| DATA FOR PROCESSING |
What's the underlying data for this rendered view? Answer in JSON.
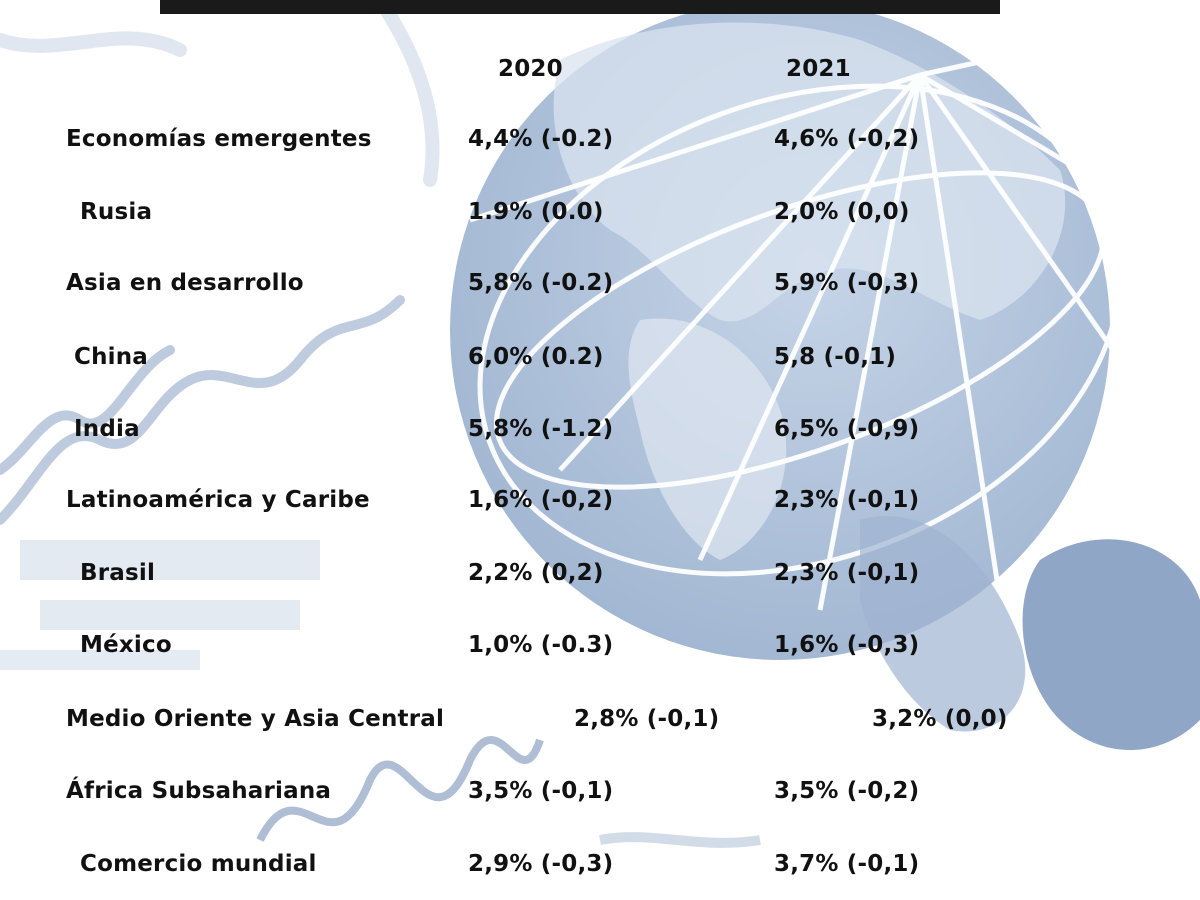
{
  "table": {
    "headers": [
      "2020",
      "2021"
    ],
    "rows": [
      {
        "label": "Economías emergentes",
        "y2020": "4,4% (-0.2)",
        "y2021": "4,6% (-0,2)"
      },
      {
        "label": "Rusia",
        "y2020": "1.9% (0.0)",
        "y2021": "2,0% (0,0)"
      },
      {
        "label": "Asia en desarrollo",
        "y2020": "5,8% (-0.2)",
        "y2021": "5,9% (-0,3)"
      },
      {
        "label": "China",
        "y2020": "6,0% (0.2)",
        "y2021": "5,8 (-0,1)"
      },
      {
        "label": "India",
        "y2020": "5,8% (-1.2)",
        "y2021": "6,5% (-0,9)"
      },
      {
        "label": "Latinoamérica y Caribe",
        "y2020": "1,6% (-0,2)",
        "y2021": "2,3% (-0,1)"
      },
      {
        "label": "Brasil",
        "y2020": "2,2% (0,2)",
        "y2021": "2,3% (-0,1)"
      },
      {
        "label": "México",
        "y2020": "1,0% (-0.3)",
        "y2021": "1,6% (-0,3)"
      },
      {
        "label": "Medio Oriente y Asia Central",
        "y2020": "2,8% (-0,1)",
        "y2021": "3,2% (0,0)"
      },
      {
        "label": "África Subsahariana",
        "y2020": "3,5% (-0,1)",
        "y2021": "3,5% (-0,2)"
      },
      {
        "label": "Comercio mundial",
        "y2020": "2,9% (-0,3)",
        "y2021": "3,7% (-0,1)"
      }
    ]
  }
}
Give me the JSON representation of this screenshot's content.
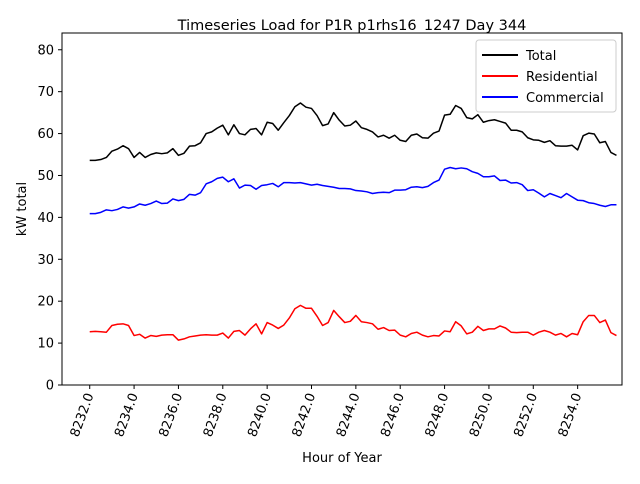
{
  "chart_data": {
    "type": "line",
    "title": "Timeseries Load for P1R p1rhs16_1247  Day 344",
    "xlabel": "Hour of Year",
    "ylabel": "kW total",
    "xlim": [
      8230.75,
      8256.0
    ],
    "ylim": [
      0,
      84
    ],
    "x_ticks": [
      8232,
      8234,
      8236,
      8238,
      8240,
      8242,
      8244,
      8246,
      8248,
      8250,
      8252,
      8254
    ],
    "x_tick_labels": [
      "8232.0",
      "8234.0",
      "8236.0",
      "8238.0",
      "8240.0",
      "8242.0",
      "8244.0",
      "8246.0",
      "8248.0",
      "8250.0",
      "8252.0",
      "8254.0"
    ],
    "y_ticks": [
      0,
      10,
      20,
      30,
      40,
      50,
      60,
      70,
      80
    ],
    "y_tick_labels": [
      "0",
      "10",
      "20",
      "30",
      "40",
      "50",
      "60",
      "70",
      "80"
    ],
    "legend_position": "top-right",
    "x_start": 8232.0,
    "x_step": 0.25,
    "series": [
      {
        "name": "Total",
        "color": "#000000",
        "values": [
          53.6,
          53.6,
          53.8,
          54.3,
          55.8,
          56.3,
          57.1,
          56.4,
          54.3,
          55.5,
          54.3,
          55.0,
          55.4,
          55.2,
          55.4,
          56.4,
          54.8,
          55.3,
          57.0,
          57.1,
          57.8,
          60.0,
          60.4,
          61.3,
          62.0,
          59.7,
          62.1,
          60.0,
          59.7,
          61.0,
          61.2,
          59.7,
          62.7,
          62.4,
          60.8,
          62.6,
          64.3,
          66.4,
          67.3,
          66.3,
          66.0,
          64.3,
          61.9,
          62.3,
          65.0,
          63.2,
          61.8,
          62.0,
          63.0,
          61.4,
          61.0,
          60.4,
          59.2,
          59.6,
          58.9,
          59.6,
          58.4,
          58.1,
          59.6,
          59.9,
          59.0,
          58.9,
          60.1,
          60.6,
          64.4,
          64.6,
          66.7,
          66.0,
          63.8,
          63.5,
          64.5,
          62.7,
          63.1,
          63.3,
          62.9,
          62.5,
          60.8,
          60.8,
          60.4,
          59.0,
          58.5,
          58.4,
          57.9,
          58.3,
          57.1,
          57.0,
          57.0,
          57.2,
          56.1,
          59.5,
          60.1,
          59.9,
          57.8,
          58.1,
          55.5,
          54.8
        ]
      },
      {
        "name": "Residential",
        "color": "#ff0000",
        "values": [
          12.7,
          12.8,
          12.7,
          12.6,
          14.2,
          14.5,
          14.6,
          14.2,
          11.8,
          12.1,
          11.2,
          11.8,
          11.6,
          11.9,
          12.0,
          12.0,
          10.7,
          11.0,
          11.5,
          11.7,
          11.9,
          12.0,
          11.9,
          11.9,
          12.4,
          11.2,
          12.8,
          13.0,
          11.9,
          13.4,
          14.6,
          12.2,
          14.9,
          14.3,
          13.5,
          14.3,
          16.0,
          18.2,
          19.0,
          18.3,
          18.3,
          16.4,
          14.2,
          14.9,
          17.8,
          16.3,
          14.9,
          15.2,
          16.6,
          15.1,
          14.9,
          14.6,
          13.3,
          13.7,
          13.0,
          13.1,
          11.9,
          11.5,
          12.3,
          12.6,
          11.9,
          11.5,
          11.8,
          11.7,
          12.9,
          12.7,
          15.1,
          14.1,
          12.2,
          12.6,
          14.0,
          13.0,
          13.4,
          13.4,
          14.1,
          13.6,
          12.6,
          12.5,
          12.6,
          12.6,
          11.9,
          12.6,
          13.0,
          12.6,
          11.9,
          12.3,
          11.5,
          12.3,
          12.0,
          15.1,
          16.6,
          16.6,
          14.9,
          15.5,
          12.5,
          11.8
        ]
      },
      {
        "name": "Commercial",
        "color": "#0000ff",
        "values": [
          40.9,
          40.9,
          41.2,
          41.8,
          41.6,
          41.9,
          42.5,
          42.2,
          42.5,
          43.2,
          42.9,
          43.3,
          43.9,
          43.3,
          43.4,
          44.4,
          44.0,
          44.3,
          45.5,
          45.3,
          45.9,
          48.0,
          48.5,
          49.3,
          49.6,
          48.5,
          49.2,
          47.0,
          47.7,
          47.6,
          46.7,
          47.6,
          47.8,
          48.1,
          47.3,
          48.3,
          48.3,
          48.2,
          48.3,
          48.0,
          47.7,
          47.9,
          47.6,
          47.4,
          47.2,
          46.9,
          46.9,
          46.8,
          46.4,
          46.3,
          46.1,
          45.7,
          45.9,
          46.0,
          45.9,
          46.5,
          46.5,
          46.6,
          47.2,
          47.3,
          47.1,
          47.4,
          48.3,
          48.9,
          51.5,
          51.9,
          51.6,
          51.8,
          51.6,
          50.9,
          50.5,
          49.7,
          49.7,
          49.9,
          48.8,
          48.9,
          48.2,
          48.3,
          47.8,
          46.4,
          46.6,
          45.8,
          44.9,
          45.7,
          45.2,
          44.7,
          45.7,
          44.9,
          44.1,
          44.0,
          43.5,
          43.3,
          42.9,
          42.6,
          43.0,
          43.0
        ]
      }
    ]
  }
}
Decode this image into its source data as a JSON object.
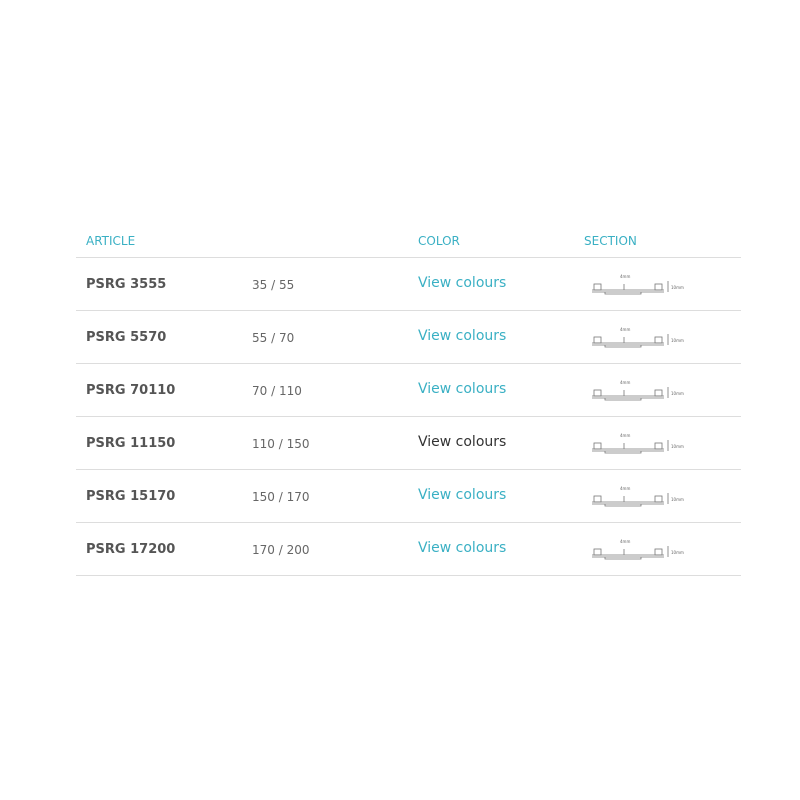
{
  "headers": {
    "article": "ARTICLE",
    "color": "COLOR",
    "section": "SECTION"
  },
  "colors": {
    "accent": "#3ab0c4",
    "hover_link": "#333333"
  },
  "diagram": {
    "width_label": "4mm",
    "height_label": "10mm"
  },
  "rows": [
    {
      "article": "PSRG 3555",
      "size": "35 / 55",
      "link": "View colours"
    },
    {
      "article": "PSRG 5570",
      "size": "55 / 70",
      "link": "View colours"
    },
    {
      "article": "PSRG 70110",
      "size": "70 / 110",
      "link": "View colours"
    },
    {
      "article": "PSRG 11150",
      "size": "110 / 150",
      "link": "View colours",
      "hovered": true
    },
    {
      "article": "PSRG 15170",
      "size": "150 / 170",
      "link": "View colours"
    },
    {
      "article": "PSRG 17200",
      "size": "170 / 200",
      "link": "View colours"
    }
  ]
}
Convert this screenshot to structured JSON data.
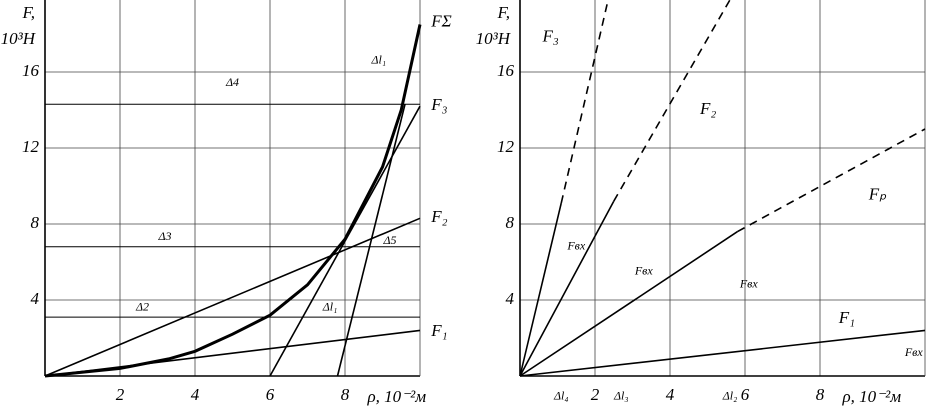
{
  "chart_data": [
    {
      "type": "line",
      "ylabel": [
        "F,",
        "10³H"
      ],
      "xlabel": "ρ, 10⁻²м",
      "xlim": [
        0,
        10
      ],
      "ylim": [
        0,
        19.8
      ],
      "xticks": [
        2,
        4,
        6,
        8
      ],
      "yticks": [
        4,
        8,
        12,
        16
      ],
      "grid": true,
      "series": [
        {
          "name": "FΣ",
          "color": "#000000",
          "x": [
            0,
            2,
            3.3,
            4,
            5,
            6,
            7,
            8,
            9,
            9.5,
            10
          ],
          "values": [
            0,
            0.4,
            0.9,
            1.3,
            2.2,
            3.2,
            4.8,
            7.2,
            11,
            14,
            18.5
          ],
          "line_styles": [
            "bold"
          ]
        },
        {
          "name": "F₃",
          "color": "#000000",
          "x": [
            6,
            10
          ],
          "values": [
            0,
            14.2
          ],
          "line_styles": [
            "solid"
          ]
        },
        {
          "name": "F₂",
          "color": "#000000",
          "x": [
            0,
            10
          ],
          "values": [
            0,
            8.3
          ],
          "line_styles": [
            "solid"
          ]
        },
        {
          "name": "F₁",
          "color": "#000000",
          "x": [
            0,
            10
          ],
          "values": [
            0,
            2.4
          ],
          "line_styles": [
            "solid"
          ]
        },
        {
          "color": "#000000",
          "x": [
            7.8,
            9.6
          ],
          "values": [
            0,
            14.3
          ],
          "line_styles": [
            "solid"
          ]
        }
      ],
      "annotations": [
        "Δ4",
        "Δ3",
        "Δ2",
        "Δl₁",
        "Δl₁",
        "Δ5"
      ]
    },
    {
      "type": "line",
      "ylabel": [
        "F,",
        "10³H"
      ],
      "xlabel": "ρ, 10⁻²м",
      "xlim": [
        0,
        10.8
      ],
      "ylim": [
        0,
        19.8
      ],
      "xticks": [
        2,
        4,
        6,
        8
      ],
      "yticks": [
        4,
        8,
        12,
        16
      ],
      "grid": true,
      "series": [
        {
          "name": "F₃",
          "color": "#000000",
          "x": [
            0,
            1.1,
            2.35
          ],
          "values": [
            0,
            9.1,
            19.8
          ],
          "line_styles": [
            "solid",
            "dashed"
          ]
        },
        {
          "name": "F₂",
          "color": "#000000",
          "x": [
            0,
            2.5,
            5.6
          ],
          "values": [
            0,
            9.2,
            19.8
          ],
          "line_styles": [
            "solid",
            "dashed"
          ]
        },
        {
          "name": "Fₚ",
          "color": "#000000",
          "x": [
            0,
            5.8,
            10.8
          ],
          "values": [
            0,
            7.6,
            13
          ],
          "line_styles": [
            "solid",
            "dashed"
          ]
        },
        {
          "name": "F₁",
          "color": "#000000",
          "x": [
            0,
            10.8
          ],
          "values": [
            0,
            2.4
          ],
          "line_styles": [
            "solid"
          ]
        }
      ],
      "annotations": [
        "Δl₄",
        "Δl₃",
        "Δl₂",
        "Fвх",
        "Fвх",
        "Fвх",
        "Fвх"
      ]
    }
  ]
}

| INSTRUCTIONS TO FOLLOW |
From the data above, copy each line that holds "PSRG".

| WRITTEN REPLY |
      "article": "PSRG 3555",
      "article": "PSRG 5570",
      "article": "PSRG 70110",
      "article": "PSRG 11150",
      "article": "PSRG 15170",
      "article": "PSRG 17200",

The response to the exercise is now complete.